§ What is required:
Please give the listing again, word for word, with nothing left out.

(Stored data entries)

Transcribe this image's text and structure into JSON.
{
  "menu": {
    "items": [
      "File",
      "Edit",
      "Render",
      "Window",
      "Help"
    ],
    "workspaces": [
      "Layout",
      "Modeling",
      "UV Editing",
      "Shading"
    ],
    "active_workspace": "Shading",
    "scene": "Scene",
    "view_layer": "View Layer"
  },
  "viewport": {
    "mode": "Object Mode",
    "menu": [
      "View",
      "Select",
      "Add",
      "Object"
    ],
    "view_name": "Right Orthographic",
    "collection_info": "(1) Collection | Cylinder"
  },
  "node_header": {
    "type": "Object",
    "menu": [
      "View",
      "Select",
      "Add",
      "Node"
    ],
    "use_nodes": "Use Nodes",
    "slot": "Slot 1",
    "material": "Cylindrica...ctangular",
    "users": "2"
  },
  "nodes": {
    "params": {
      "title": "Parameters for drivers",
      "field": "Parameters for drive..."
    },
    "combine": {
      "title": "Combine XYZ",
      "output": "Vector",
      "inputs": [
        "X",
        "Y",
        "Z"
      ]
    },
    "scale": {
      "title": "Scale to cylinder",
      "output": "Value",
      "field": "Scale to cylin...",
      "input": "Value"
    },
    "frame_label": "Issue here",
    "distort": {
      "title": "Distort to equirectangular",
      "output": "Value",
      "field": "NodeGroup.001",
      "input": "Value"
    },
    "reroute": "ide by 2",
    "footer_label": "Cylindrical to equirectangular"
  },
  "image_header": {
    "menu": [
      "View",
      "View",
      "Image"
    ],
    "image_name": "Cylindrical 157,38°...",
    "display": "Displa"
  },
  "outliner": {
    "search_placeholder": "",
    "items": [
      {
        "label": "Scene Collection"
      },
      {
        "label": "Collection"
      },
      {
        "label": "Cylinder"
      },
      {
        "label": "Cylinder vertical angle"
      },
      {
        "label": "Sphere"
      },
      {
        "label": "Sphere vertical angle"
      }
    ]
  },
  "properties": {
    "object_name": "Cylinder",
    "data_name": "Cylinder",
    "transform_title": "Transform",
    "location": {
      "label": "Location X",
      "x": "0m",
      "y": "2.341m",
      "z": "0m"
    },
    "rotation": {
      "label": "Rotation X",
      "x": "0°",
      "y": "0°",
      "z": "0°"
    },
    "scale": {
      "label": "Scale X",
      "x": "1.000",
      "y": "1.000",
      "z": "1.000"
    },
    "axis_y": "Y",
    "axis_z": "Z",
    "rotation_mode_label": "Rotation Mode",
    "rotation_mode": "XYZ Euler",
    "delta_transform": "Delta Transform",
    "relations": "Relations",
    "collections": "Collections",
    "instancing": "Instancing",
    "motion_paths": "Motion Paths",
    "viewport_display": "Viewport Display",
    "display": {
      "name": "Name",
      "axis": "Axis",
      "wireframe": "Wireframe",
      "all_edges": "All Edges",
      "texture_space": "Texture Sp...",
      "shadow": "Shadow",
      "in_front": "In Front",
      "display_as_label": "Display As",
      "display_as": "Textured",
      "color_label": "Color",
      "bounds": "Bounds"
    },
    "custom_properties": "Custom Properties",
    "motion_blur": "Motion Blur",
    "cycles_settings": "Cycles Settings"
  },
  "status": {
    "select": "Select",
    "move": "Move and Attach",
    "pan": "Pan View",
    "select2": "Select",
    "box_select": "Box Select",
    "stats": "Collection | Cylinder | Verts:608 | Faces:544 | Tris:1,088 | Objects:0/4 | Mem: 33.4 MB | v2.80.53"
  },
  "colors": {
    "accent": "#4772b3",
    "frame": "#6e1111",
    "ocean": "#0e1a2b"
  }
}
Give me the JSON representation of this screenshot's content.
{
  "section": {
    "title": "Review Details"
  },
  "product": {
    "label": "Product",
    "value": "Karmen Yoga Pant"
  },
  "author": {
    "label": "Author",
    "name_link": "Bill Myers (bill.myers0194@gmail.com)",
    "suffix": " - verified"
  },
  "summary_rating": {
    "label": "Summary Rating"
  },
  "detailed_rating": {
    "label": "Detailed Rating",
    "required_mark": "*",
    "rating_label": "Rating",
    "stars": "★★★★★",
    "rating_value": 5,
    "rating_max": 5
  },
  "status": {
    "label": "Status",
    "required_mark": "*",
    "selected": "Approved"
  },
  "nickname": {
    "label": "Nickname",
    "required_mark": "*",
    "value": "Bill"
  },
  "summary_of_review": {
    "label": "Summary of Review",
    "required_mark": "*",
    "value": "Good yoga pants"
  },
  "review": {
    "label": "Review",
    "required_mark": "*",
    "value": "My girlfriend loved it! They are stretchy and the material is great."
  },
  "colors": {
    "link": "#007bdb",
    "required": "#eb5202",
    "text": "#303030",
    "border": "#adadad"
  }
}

§ Task solution:
Transcribe this image's text and structure into JSON.
{
  "menu": {
    "items": [
      "File",
      "Edit",
      "Render",
      "Window",
      "Help"
    ],
    "workspaces": [
      "Layout",
      "Modeling",
      "UV Editing",
      "Shading"
    ],
    "active_workspace": "Shading",
    "scene": "Scene",
    "view_layer": "View Layer"
  },
  "viewport": {
    "mode": "Object Mode",
    "menu": [
      "View",
      "Select",
      "Add",
      "Object"
    ],
    "view_name": "Right Orthographic",
    "collection_info": "(1) Collection | Cylinder"
  },
  "node_header": {
    "type": "Object",
    "menu": [
      "View",
      "Select",
      "Add",
      "Node"
    ],
    "use_nodes": "Use Nodes",
    "slot": "Slot 1",
    "material": "Cylindrica...ctangular",
    "users": "2"
  },
  "nodes": {
    "params": {
      "title": "Parameters for drivers",
      "field": "Parameters for drive..."
    },
    "combine": {
      "title": "Combine XYZ",
      "output": "Vector",
      "inputs": [
        "X",
        "Y",
        "Z"
      ]
    },
    "scale": {
      "title": "Scale to cylinder",
      "output": "Value",
      "field": "Scale to cylin...",
      "input": "Value"
    },
    "frame_label": "Issue here",
    "distort": {
      "title": "Distort to equirectangular",
      "output": "Value",
      "field": "NodeGroup.001",
      "input": "Value"
    },
    "reroute": "ide by 2",
    "footer_label": "Cylindrical to equirectangular"
  },
  "image_header": {
    "menu": [
      "View",
      "View",
      "Image"
    ],
    "image_name": "Cylindrical 157,38°...",
    "display": "Displa"
  },
  "outliner": {
    "search_placeholder": "",
    "items": [
      {
        "label": "Scene Collection"
      },
      {
        "label": "Collection"
      },
      {
        "label": "Cylinder"
      },
      {
        "label": "Cylinder vertical angle"
      },
      {
        "label": "Sphere"
      },
      {
        "label": "Sphere vertical angle"
      }
    ]
  },
  "properties": {
    "object_name": "Cylinder",
    "data_name": "Cylinder",
    "transform_title": "Transform",
    "location": {
      "label": "Location X",
      "x": "0m",
      "y": "2.341m",
      "z": "0m"
    },
    "rotation": {
      "label": "Rotation X",
      "x": "0°",
      "y": "0°",
      "z": "0°"
    },
    "scale": {
      "label": "Scale X",
      "x": "1.000",
      "y": "1.000",
      "z": "1.000"
    },
    "axis_y": "Y",
    "axis_z": "Z",
    "rotation_mode_label": "Rotation Mode",
    "rotation_mode": "XYZ Euler",
    "delta_transform": "Delta Transform",
    "relations": "Relations",
    "collections": "Collections",
    "instancing": "Instancing",
    "motion_paths": "Motion Paths",
    "viewport_display": "Viewport Display",
    "display": {
      "name": "Name",
      "axis": "Axis",
      "wireframe": "Wireframe",
      "all_edges": "All Edges",
      "texture_space": "Texture Sp...",
      "shadow": "Shadow",
      "in_front": "In Front",
      "display_as_label": "Display As",
      "display_as": "Textured",
      "color_label": "Color",
      "bounds": "Bounds"
    },
    "custom_properties": "Custom Properties",
    "motion_blur": "Motion Blur",
    "cycles_settings": "Cycles Settings"
  },
  "status": {
    "select": "Select",
    "move": "Move and Attach",
    "pan": "Pan View",
    "select2": "Select",
    "box_select": "Box Select",
    "stats": "Collection | Cylinder | Verts:608 | Faces:544 | Tris:1,088 | Objects:0/4 | Mem: 33.4 MB | v2.80.53"
  },
  "colors": {
    "accent": "#4772b3",
    "frame": "#6e1111",
    "ocean": "#0e1a2b"
  }
}
Give me the JSON representation of this screenshot's content.
{
  "section": {
    "title": "Review Details"
  },
  "product": {
    "label": "Product",
    "value": "Karmen Yoga Pant"
  },
  "author": {
    "label": "Author",
    "name_link": "Bill Myers (bill.myers0194@gmail.com)",
    "suffix": " - verified"
  },
  "summary_rating": {
    "label": "Summary Rating"
  },
  "detailed_rating": {
    "label": "Detailed Rating",
    "required_mark": "*",
    "rating_label": "Rating",
    "stars": "★★★★★",
    "rating_value": 5,
    "rating_max": 5
  },
  "status": {
    "label": "Status",
    "required_mark": "*",
    "selected": "Approved"
  },
  "nickname": {
    "label": "Nickname",
    "required_mark": "*",
    "value": "Bill"
  },
  "summary_of_review": {
    "label": "Summary of Review",
    "required_mark": "*",
    "value": "Good yoga pants"
  },
  "review": {
    "label": "Review",
    "required_mark": "*",
    "value": "My girlfriend loved it! They are stretchy and the material is great."
  },
  "colors": {
    "link": "#007bdb",
    "required": "#eb5202",
    "text": "#303030",
    "border": "#adadad"
  }
}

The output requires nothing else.